** WORK TO DO **
From the listing below, extract every line in which the word "브레이크" appears.

**** THE INPUT

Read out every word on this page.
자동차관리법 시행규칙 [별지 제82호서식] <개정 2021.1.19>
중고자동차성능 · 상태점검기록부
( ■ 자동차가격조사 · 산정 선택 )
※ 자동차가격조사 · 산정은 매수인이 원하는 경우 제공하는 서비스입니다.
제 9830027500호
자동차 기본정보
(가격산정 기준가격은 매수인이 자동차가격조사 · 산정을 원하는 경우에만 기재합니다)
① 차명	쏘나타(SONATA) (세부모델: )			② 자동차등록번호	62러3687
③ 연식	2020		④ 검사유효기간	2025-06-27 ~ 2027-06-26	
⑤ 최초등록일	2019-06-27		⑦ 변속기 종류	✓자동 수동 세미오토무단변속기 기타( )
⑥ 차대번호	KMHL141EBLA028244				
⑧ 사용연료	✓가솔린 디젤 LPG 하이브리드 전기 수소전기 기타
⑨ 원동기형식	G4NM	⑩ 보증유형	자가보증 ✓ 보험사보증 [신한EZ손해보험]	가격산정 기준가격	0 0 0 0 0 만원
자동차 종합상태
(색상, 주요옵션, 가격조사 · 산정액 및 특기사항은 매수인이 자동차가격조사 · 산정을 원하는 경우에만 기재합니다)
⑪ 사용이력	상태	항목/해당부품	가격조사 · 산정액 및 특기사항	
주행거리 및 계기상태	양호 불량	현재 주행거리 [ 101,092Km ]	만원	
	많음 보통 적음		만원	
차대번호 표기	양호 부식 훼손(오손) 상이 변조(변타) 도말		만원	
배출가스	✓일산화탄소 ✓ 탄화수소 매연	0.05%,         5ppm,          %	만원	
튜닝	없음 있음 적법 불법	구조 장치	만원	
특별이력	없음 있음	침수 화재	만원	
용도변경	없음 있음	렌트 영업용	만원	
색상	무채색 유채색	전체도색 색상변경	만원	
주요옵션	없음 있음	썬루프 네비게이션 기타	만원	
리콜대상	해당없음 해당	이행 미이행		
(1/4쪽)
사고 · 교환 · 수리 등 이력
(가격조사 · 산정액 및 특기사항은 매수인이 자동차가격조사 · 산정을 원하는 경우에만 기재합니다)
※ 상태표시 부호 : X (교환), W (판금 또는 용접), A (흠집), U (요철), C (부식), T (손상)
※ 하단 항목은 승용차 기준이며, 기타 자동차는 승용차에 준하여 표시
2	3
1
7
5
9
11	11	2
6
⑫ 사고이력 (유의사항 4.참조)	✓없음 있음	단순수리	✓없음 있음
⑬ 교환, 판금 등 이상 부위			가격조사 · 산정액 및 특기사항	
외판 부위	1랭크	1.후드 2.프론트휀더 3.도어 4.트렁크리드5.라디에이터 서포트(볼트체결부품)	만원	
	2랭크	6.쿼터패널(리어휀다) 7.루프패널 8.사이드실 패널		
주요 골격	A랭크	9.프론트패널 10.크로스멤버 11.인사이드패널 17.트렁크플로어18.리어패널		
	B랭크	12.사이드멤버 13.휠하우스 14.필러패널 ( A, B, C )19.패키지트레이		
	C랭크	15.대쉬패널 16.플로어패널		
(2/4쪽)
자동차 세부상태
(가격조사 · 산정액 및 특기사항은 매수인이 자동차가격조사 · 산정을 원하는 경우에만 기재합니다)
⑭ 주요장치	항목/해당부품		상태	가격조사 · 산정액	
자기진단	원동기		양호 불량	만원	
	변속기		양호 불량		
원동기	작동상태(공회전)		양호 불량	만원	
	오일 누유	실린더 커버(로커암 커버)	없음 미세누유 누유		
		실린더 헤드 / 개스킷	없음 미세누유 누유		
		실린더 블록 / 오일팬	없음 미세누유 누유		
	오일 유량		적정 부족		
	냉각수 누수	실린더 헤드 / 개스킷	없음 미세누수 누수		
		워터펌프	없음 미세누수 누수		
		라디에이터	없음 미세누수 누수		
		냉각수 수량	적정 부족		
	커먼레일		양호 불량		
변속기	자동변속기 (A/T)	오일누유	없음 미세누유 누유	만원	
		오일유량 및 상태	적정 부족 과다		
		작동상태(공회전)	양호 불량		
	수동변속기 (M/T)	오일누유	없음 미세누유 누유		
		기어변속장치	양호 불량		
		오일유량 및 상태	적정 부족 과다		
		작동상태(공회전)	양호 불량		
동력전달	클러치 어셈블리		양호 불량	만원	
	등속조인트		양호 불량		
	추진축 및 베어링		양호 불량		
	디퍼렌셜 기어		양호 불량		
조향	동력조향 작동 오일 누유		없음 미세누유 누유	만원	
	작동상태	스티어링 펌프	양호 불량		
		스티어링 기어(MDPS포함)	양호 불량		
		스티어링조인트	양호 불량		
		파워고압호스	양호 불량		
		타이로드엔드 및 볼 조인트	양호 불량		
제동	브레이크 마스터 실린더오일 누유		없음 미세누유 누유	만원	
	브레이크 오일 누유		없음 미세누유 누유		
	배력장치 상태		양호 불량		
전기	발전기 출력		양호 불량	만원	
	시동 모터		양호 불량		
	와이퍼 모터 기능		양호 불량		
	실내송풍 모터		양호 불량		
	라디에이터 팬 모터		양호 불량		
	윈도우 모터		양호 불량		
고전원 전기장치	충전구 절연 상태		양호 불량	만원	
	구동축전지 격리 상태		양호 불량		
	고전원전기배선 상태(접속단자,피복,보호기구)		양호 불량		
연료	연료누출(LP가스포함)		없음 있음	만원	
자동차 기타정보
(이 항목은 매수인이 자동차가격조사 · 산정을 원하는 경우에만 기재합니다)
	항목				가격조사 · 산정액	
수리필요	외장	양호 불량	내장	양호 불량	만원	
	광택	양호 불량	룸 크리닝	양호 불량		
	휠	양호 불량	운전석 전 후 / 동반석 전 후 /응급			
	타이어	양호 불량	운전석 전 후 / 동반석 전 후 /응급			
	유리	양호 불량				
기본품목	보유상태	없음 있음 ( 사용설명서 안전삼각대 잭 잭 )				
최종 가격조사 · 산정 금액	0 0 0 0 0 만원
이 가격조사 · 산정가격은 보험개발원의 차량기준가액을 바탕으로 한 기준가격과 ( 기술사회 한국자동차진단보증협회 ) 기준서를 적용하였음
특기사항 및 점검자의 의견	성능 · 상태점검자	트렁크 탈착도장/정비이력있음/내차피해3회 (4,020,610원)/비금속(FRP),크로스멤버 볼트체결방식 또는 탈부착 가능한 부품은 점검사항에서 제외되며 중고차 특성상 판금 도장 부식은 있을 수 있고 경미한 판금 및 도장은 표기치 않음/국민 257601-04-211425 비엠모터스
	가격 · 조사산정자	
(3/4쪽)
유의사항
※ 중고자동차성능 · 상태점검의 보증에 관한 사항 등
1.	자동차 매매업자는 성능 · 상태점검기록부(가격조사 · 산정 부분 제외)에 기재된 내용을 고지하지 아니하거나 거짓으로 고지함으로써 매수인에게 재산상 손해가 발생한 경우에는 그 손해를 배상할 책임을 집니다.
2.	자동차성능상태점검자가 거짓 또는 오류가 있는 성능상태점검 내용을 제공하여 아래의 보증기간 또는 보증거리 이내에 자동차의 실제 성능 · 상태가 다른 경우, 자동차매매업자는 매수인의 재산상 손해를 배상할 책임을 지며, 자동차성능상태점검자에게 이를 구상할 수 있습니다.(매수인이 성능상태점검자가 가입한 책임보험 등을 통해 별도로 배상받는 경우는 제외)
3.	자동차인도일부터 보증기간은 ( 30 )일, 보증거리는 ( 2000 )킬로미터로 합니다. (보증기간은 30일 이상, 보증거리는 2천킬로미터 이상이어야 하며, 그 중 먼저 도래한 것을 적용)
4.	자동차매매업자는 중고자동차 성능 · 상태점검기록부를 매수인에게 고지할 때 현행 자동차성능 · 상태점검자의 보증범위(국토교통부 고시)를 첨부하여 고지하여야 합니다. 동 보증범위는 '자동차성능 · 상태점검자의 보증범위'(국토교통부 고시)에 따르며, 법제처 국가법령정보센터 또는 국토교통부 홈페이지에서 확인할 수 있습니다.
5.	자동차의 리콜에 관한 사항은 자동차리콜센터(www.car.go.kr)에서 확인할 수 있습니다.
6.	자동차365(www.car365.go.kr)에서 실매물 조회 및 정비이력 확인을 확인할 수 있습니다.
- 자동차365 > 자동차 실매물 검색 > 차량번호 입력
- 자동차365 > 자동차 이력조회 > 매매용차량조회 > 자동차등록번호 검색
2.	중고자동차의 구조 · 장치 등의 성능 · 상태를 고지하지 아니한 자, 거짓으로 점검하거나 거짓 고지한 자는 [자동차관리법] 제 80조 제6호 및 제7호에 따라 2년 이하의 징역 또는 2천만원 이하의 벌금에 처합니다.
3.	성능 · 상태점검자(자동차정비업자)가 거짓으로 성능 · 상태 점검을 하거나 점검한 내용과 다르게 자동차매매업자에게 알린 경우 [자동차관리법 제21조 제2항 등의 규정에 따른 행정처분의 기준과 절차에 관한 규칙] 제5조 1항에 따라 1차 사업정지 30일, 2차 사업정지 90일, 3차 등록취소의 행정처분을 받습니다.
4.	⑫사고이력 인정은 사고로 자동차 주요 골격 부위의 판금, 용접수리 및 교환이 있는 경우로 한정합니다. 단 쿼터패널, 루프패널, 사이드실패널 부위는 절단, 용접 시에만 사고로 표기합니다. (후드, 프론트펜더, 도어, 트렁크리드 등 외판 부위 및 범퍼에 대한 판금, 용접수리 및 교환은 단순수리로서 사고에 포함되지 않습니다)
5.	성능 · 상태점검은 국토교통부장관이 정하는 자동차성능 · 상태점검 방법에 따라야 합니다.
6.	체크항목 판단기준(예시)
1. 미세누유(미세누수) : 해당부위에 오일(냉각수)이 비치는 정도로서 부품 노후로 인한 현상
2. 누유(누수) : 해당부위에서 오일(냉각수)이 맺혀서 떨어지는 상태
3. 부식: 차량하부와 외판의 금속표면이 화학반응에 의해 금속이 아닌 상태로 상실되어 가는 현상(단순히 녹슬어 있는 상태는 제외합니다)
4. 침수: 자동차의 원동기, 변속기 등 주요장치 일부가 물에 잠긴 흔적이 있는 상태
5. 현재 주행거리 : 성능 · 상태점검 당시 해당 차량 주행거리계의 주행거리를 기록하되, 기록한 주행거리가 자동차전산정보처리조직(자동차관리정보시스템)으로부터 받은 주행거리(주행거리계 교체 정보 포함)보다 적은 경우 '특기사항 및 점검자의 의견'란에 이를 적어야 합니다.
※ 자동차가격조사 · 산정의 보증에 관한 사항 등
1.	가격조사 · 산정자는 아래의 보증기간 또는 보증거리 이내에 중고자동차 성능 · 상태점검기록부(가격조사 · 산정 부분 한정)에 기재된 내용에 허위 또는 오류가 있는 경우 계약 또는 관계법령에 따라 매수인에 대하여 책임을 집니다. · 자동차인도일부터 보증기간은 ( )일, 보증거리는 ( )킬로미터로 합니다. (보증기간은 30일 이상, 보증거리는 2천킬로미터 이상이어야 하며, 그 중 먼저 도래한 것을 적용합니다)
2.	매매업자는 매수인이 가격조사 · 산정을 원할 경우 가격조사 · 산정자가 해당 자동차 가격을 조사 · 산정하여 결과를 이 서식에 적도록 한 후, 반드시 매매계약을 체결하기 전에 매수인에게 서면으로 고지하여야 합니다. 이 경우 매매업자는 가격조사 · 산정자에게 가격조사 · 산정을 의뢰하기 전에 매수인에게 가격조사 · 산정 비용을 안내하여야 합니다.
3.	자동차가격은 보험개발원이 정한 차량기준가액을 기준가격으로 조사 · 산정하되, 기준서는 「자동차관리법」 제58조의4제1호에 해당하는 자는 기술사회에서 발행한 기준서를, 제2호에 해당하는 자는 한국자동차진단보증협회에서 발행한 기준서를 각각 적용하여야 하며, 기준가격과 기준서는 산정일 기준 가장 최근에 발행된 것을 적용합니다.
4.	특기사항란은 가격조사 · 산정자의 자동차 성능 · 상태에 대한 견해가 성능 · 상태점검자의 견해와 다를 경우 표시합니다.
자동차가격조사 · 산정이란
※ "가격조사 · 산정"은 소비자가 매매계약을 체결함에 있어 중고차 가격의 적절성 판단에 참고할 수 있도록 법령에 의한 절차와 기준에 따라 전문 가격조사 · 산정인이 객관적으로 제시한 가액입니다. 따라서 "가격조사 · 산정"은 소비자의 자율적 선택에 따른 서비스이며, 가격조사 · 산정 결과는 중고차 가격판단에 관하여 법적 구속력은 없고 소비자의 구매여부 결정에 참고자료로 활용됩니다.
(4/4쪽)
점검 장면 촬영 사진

********

** WRITTEN SOLUTION **
제동	브레이크 마스터 실린더오일 누유		없음 미세누유 누유	만원	
	브레이크 오일 누유		없음 미세누유 누유		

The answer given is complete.